To be done: Extract the lines of the listing starting at the one containing "parts-list-row: 15GB/T 97.1-2002垫圈" and ending at the one containing "chevron-down-icon: ▾ (303, 2, 308, 9)", both included, and repeat them without changes.
Begin Provided records
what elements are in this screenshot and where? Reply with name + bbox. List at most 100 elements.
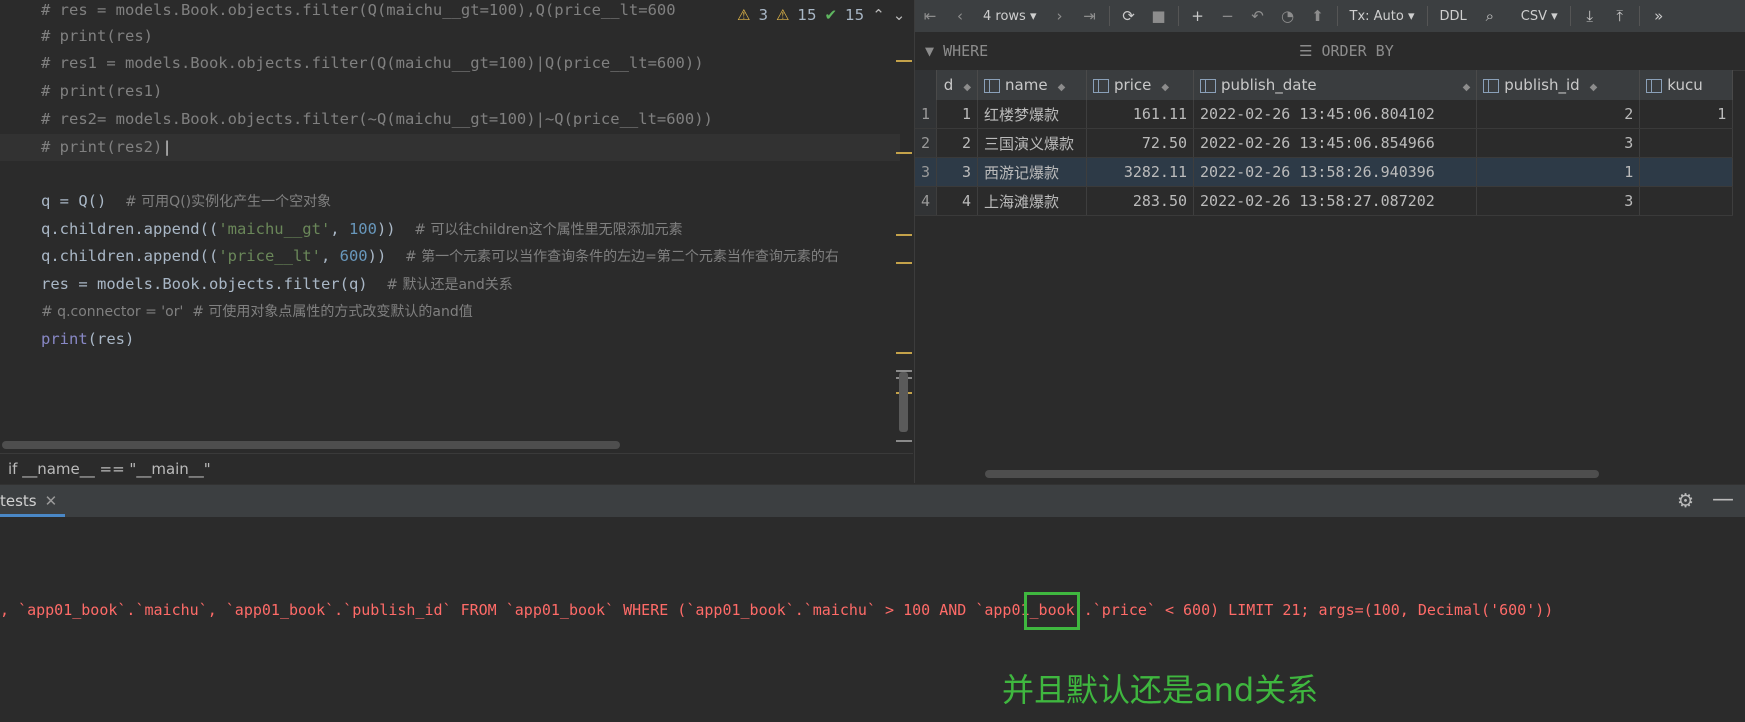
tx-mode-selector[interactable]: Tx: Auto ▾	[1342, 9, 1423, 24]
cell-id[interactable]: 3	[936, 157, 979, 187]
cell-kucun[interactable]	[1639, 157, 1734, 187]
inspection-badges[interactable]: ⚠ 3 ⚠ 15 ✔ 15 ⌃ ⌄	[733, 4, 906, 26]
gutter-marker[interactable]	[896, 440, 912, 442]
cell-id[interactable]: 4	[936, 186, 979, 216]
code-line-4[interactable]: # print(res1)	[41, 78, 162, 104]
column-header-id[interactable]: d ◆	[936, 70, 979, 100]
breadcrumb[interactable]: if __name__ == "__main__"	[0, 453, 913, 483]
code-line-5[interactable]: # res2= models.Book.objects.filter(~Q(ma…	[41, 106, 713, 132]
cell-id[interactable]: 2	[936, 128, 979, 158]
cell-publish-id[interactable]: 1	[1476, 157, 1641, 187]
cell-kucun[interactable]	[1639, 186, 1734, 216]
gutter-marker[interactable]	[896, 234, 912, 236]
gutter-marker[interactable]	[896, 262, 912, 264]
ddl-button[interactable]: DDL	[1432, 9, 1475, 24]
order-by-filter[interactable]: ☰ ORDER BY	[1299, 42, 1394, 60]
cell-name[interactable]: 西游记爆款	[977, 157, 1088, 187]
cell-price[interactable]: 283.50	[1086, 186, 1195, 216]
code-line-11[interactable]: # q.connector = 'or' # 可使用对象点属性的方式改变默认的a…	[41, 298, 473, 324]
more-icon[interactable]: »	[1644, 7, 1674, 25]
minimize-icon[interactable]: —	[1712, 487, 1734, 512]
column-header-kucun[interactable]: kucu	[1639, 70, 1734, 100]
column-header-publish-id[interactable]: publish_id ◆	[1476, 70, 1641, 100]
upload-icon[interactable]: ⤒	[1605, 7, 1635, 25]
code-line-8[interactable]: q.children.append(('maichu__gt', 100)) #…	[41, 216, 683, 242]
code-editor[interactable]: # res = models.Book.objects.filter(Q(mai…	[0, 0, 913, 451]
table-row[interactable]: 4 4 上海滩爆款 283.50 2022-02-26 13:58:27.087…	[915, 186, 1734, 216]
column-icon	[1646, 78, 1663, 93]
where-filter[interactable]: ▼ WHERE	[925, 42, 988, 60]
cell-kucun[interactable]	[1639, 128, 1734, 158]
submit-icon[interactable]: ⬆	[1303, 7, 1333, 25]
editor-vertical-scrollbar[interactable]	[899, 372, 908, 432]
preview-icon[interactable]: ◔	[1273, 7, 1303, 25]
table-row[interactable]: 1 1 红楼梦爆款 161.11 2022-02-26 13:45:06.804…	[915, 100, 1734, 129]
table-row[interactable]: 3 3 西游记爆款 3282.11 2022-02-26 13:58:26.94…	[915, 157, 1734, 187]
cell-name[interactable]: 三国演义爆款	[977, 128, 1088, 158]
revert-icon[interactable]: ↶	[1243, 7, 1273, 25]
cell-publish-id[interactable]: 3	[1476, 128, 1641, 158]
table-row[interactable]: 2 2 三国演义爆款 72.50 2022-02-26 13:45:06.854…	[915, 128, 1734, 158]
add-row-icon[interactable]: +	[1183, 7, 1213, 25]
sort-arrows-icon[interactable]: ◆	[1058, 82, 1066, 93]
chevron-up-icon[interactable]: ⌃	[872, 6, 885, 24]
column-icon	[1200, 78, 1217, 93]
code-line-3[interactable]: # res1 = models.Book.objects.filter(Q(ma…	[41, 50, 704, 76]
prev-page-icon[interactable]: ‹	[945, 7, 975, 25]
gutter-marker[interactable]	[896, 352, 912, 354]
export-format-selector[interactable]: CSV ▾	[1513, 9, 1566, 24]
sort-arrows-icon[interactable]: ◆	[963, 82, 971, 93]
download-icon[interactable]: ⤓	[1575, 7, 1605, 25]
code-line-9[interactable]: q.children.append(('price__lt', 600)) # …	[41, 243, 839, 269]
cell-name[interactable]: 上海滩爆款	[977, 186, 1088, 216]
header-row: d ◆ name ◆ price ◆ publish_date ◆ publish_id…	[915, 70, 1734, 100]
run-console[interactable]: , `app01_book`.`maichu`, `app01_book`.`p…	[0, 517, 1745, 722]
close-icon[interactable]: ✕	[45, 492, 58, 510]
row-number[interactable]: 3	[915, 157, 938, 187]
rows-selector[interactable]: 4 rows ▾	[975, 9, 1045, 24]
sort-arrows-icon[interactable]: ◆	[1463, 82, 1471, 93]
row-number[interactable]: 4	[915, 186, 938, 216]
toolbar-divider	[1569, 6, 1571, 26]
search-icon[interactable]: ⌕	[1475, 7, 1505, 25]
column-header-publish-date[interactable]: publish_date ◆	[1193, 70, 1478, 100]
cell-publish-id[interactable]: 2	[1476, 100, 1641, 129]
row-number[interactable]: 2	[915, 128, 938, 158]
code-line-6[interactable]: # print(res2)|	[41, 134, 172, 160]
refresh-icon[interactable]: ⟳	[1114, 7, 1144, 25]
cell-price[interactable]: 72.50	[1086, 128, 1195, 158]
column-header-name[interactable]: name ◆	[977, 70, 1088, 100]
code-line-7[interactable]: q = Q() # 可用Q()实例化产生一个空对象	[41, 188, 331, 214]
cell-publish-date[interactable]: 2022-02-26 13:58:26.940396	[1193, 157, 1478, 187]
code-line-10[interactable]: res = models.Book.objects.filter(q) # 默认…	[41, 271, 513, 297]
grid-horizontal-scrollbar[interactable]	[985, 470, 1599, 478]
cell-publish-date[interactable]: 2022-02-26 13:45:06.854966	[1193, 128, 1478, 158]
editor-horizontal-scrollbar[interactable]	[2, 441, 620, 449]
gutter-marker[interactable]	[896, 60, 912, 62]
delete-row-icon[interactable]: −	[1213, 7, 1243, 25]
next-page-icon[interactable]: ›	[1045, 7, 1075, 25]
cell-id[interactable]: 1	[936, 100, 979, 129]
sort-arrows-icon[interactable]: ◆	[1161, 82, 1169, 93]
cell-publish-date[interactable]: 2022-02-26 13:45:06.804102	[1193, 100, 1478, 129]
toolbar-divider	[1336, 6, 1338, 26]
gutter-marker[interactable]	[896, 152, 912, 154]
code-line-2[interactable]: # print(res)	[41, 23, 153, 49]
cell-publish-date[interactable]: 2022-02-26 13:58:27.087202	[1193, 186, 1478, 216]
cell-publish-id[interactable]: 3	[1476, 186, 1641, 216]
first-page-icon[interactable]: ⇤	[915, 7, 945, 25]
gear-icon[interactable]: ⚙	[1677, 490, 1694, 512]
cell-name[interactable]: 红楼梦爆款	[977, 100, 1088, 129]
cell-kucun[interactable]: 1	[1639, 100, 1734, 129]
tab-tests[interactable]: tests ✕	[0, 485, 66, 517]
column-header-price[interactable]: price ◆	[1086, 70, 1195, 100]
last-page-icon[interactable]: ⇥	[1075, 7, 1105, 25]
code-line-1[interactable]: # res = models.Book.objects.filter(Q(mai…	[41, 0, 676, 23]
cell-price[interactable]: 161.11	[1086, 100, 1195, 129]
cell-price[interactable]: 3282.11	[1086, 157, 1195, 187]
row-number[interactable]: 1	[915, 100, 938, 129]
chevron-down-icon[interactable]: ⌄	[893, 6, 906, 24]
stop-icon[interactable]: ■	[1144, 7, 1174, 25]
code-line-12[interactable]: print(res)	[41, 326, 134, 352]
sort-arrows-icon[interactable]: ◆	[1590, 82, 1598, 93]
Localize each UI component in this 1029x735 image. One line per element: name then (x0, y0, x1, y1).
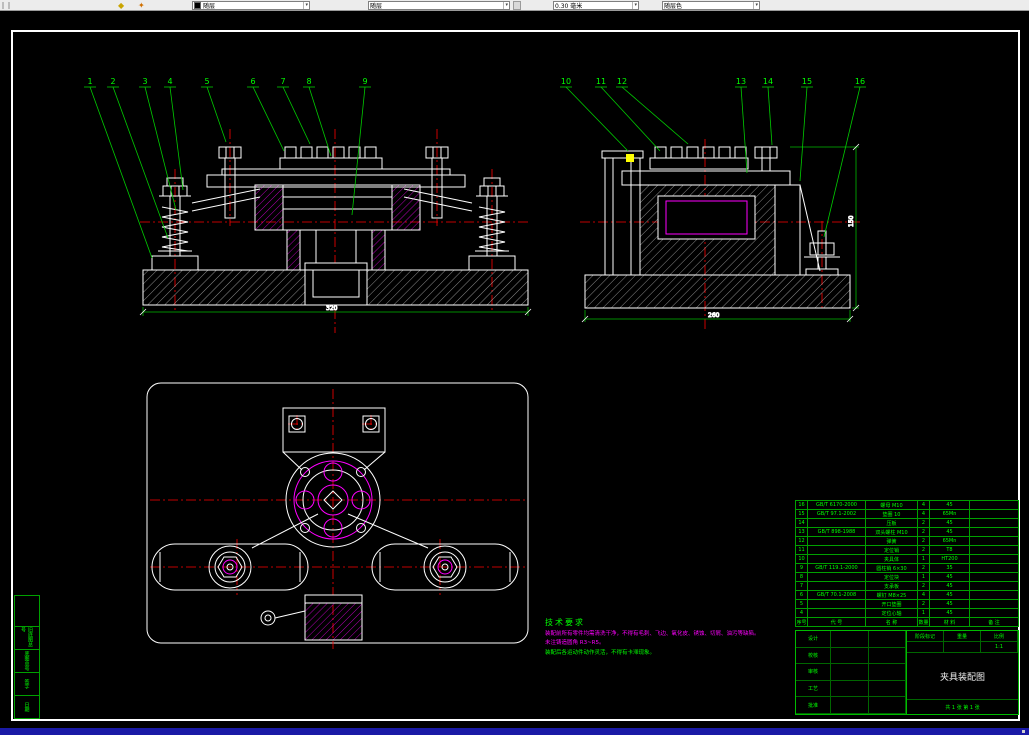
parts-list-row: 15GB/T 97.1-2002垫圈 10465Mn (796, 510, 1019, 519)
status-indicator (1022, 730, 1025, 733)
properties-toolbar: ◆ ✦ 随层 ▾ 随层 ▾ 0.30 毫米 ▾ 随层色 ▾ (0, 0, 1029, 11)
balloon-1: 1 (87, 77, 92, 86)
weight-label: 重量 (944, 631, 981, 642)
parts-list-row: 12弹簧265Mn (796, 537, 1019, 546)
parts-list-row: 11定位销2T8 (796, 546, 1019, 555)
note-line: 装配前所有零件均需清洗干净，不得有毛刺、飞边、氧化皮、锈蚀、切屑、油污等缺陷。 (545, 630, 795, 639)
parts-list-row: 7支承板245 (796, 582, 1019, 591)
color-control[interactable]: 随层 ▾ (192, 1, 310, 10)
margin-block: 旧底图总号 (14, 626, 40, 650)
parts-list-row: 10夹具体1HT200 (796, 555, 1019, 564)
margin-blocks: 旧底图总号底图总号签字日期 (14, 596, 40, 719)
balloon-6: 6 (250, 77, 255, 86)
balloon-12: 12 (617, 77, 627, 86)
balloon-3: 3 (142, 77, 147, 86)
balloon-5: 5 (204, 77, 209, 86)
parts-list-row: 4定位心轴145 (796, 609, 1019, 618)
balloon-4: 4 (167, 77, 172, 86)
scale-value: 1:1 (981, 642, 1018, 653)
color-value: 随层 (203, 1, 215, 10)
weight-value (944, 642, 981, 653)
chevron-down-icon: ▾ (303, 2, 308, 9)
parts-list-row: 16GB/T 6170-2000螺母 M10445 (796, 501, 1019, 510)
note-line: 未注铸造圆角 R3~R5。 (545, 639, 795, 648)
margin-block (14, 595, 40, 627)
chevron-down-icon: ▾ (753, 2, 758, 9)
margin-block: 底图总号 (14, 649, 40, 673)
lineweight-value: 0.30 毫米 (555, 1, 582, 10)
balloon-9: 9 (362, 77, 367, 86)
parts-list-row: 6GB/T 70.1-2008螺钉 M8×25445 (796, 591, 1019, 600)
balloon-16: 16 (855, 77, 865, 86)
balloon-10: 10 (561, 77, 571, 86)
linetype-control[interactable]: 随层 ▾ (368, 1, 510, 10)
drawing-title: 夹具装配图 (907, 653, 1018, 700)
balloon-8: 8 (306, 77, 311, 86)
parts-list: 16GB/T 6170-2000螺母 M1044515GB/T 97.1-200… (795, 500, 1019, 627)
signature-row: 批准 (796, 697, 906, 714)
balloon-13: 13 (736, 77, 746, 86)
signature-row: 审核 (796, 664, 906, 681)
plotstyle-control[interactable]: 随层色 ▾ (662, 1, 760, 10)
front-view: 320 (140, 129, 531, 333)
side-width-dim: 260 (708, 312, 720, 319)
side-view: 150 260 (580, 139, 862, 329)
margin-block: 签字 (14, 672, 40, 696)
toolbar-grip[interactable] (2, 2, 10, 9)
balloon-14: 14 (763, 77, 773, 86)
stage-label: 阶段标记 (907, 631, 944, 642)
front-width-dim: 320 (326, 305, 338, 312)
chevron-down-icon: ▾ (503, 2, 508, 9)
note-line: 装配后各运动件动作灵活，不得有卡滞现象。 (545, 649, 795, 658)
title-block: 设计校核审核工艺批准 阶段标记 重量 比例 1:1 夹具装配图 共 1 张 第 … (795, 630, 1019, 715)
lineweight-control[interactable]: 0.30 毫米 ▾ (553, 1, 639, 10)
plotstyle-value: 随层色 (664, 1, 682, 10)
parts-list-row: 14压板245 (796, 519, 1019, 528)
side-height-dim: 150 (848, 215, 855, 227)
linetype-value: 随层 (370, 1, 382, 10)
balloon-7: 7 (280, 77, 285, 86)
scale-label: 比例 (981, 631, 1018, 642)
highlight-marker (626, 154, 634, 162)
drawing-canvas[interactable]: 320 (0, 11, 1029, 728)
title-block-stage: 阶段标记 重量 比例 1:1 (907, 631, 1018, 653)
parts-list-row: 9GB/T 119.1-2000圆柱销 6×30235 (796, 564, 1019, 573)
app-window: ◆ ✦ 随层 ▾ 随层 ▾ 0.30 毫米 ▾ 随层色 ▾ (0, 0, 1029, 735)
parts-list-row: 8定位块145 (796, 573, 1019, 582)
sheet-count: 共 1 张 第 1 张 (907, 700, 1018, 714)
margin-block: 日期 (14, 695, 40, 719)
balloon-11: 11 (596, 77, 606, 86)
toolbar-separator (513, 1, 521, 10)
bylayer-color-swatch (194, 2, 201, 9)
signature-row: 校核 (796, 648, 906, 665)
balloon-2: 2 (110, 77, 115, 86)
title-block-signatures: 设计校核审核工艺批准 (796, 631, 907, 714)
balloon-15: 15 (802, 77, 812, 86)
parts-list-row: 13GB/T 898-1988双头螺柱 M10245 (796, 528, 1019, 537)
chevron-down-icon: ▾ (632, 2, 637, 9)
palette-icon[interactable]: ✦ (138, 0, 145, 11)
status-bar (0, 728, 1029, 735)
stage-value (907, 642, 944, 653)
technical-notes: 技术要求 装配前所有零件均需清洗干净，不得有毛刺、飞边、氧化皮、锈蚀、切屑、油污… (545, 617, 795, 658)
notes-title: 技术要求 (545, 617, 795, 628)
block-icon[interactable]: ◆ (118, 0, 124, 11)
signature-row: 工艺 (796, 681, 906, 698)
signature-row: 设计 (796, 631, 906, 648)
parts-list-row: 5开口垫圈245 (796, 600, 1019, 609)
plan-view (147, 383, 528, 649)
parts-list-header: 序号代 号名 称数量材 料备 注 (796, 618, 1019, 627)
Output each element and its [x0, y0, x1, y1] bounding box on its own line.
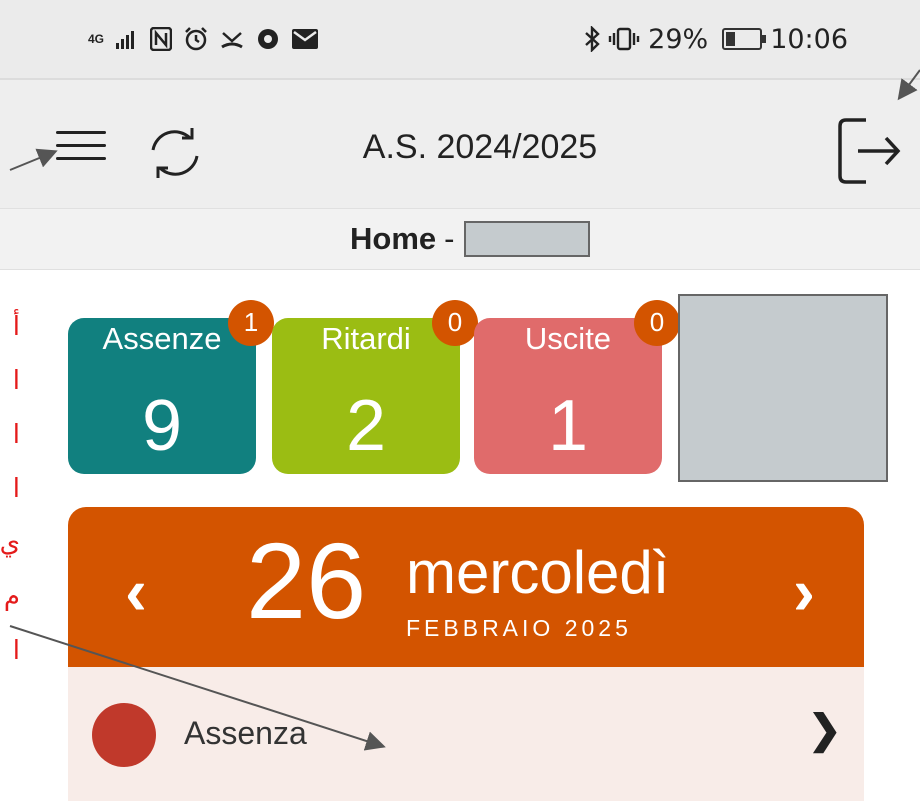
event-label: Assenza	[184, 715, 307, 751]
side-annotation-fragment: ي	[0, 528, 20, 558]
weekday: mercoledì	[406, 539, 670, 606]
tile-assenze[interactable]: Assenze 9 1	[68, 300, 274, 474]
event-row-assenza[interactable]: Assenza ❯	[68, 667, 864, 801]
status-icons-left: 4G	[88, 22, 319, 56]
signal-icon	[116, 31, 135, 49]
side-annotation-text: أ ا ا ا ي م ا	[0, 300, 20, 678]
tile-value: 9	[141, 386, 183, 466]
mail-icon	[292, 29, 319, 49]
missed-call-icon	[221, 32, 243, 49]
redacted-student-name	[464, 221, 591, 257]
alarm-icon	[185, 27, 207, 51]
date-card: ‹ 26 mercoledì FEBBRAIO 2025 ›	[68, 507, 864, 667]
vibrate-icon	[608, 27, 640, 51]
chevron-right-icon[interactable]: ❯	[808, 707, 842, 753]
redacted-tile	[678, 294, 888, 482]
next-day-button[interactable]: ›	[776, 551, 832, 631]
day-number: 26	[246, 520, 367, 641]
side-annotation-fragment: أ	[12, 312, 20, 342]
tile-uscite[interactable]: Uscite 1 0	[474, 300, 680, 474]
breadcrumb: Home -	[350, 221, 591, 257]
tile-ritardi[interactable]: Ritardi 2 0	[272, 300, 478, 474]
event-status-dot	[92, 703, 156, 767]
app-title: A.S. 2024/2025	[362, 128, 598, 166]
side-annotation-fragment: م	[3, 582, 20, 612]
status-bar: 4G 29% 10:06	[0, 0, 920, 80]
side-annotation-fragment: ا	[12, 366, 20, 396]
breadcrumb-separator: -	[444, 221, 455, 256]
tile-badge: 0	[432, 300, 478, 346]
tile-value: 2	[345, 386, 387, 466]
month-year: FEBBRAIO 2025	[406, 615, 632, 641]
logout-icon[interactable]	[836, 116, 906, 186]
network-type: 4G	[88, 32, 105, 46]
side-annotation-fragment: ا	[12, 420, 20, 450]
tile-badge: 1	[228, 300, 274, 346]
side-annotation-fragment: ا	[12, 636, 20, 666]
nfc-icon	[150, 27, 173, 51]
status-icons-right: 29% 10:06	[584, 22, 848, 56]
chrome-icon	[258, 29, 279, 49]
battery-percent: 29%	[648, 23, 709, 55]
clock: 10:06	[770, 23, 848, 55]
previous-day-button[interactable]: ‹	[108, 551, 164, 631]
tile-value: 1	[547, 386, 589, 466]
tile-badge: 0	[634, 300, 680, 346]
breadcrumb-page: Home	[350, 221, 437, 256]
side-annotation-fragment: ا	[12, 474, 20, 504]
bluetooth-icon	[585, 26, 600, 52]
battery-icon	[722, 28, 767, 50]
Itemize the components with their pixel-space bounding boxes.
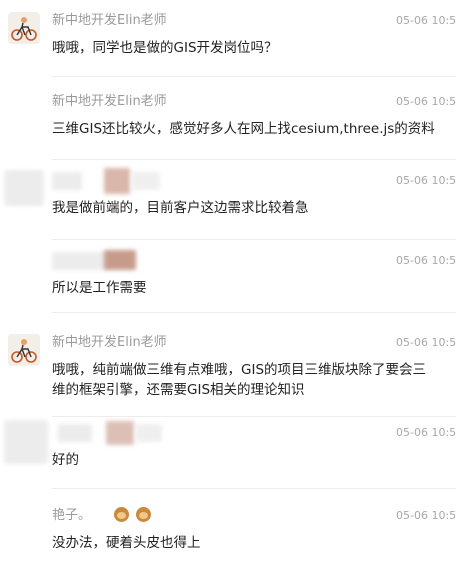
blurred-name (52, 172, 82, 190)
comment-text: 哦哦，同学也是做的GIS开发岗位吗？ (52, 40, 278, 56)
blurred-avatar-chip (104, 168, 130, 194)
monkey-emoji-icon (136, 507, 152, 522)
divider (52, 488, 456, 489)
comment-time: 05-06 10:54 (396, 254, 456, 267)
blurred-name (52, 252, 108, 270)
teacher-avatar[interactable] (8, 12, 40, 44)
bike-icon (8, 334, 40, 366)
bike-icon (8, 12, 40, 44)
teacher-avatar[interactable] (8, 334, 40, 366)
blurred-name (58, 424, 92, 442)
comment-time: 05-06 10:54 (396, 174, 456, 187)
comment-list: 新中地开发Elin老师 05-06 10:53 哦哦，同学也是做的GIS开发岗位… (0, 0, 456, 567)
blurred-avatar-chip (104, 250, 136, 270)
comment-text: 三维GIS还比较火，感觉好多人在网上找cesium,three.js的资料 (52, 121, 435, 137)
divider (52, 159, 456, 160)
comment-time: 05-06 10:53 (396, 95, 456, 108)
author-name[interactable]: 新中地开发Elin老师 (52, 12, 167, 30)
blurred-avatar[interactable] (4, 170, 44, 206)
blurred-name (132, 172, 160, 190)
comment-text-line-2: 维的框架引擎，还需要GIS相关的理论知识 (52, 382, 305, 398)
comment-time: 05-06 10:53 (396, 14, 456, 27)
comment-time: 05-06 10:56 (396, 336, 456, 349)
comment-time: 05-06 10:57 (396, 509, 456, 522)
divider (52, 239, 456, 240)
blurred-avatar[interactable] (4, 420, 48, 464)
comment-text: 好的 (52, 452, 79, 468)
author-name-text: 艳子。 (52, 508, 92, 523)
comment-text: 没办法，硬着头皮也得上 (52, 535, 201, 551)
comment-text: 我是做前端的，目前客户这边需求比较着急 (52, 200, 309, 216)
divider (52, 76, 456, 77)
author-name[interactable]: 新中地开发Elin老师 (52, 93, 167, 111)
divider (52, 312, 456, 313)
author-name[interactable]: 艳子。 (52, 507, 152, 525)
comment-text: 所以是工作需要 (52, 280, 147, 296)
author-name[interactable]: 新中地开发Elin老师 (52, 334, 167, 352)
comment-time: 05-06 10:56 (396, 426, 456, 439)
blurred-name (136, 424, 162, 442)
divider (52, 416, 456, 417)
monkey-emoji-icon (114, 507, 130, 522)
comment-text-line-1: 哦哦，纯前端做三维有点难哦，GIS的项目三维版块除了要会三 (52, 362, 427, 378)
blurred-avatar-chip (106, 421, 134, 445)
End Provided records
Answer to the exercise:
parts-list-row: 15GB/T 97.1-2002垫圈 10465Mn (796, 510, 1019, 519)
status-indicator (1022, 730, 1025, 733)
properties-toolbar: ◆ ✦ 随层 ▾ 随层 ▾ 0.30 毫米 ▾ 随层色 ▾ (0, 0, 1029, 11)
balloon-1: 1 (87, 77, 92, 86)
weight-label: 重量 (944, 631, 981, 642)
parts-list-row: 12弹簧265Mn (796, 537, 1019, 546)
parts-list-row: 11定位销2T8 (796, 546, 1019, 555)
note-line: 装配前所有零件均需清洗干净，不得有毛刺、飞边、氧化皮、锈蚀、切屑、油污等缺陷。 (545, 630, 795, 639)
parts-list-row: 7支承板245 (796, 582, 1019, 591)
color-control[interactable]: 随层 ▾ (192, 1, 310, 10)
margin-block: 旧底图总号 (14, 626, 40, 650)
parts-list-row: 10夹具体1HT200 (796, 555, 1019, 564)
margin-blocks: 旧底图总号底图总号签字日期 (14, 596, 40, 719)
balloon-6: 6 (250, 77, 255, 86)
balloon-12: 12 (617, 77, 627, 86)
balloon-3: 3 (142, 77, 147, 86)
balloon-5: 5 (204, 77, 209, 86)
parts-list-row: 4定位心轴145 (796, 609, 1019, 618)
balloon-4: 4 (167, 77, 172, 86)
scale-value: 1:1 (981, 642, 1018, 653)
color-value: 随层 (203, 1, 215, 10)
weight-value (944, 642, 981, 653)
chevron-down-icon: ▾ (303, 2, 308, 9)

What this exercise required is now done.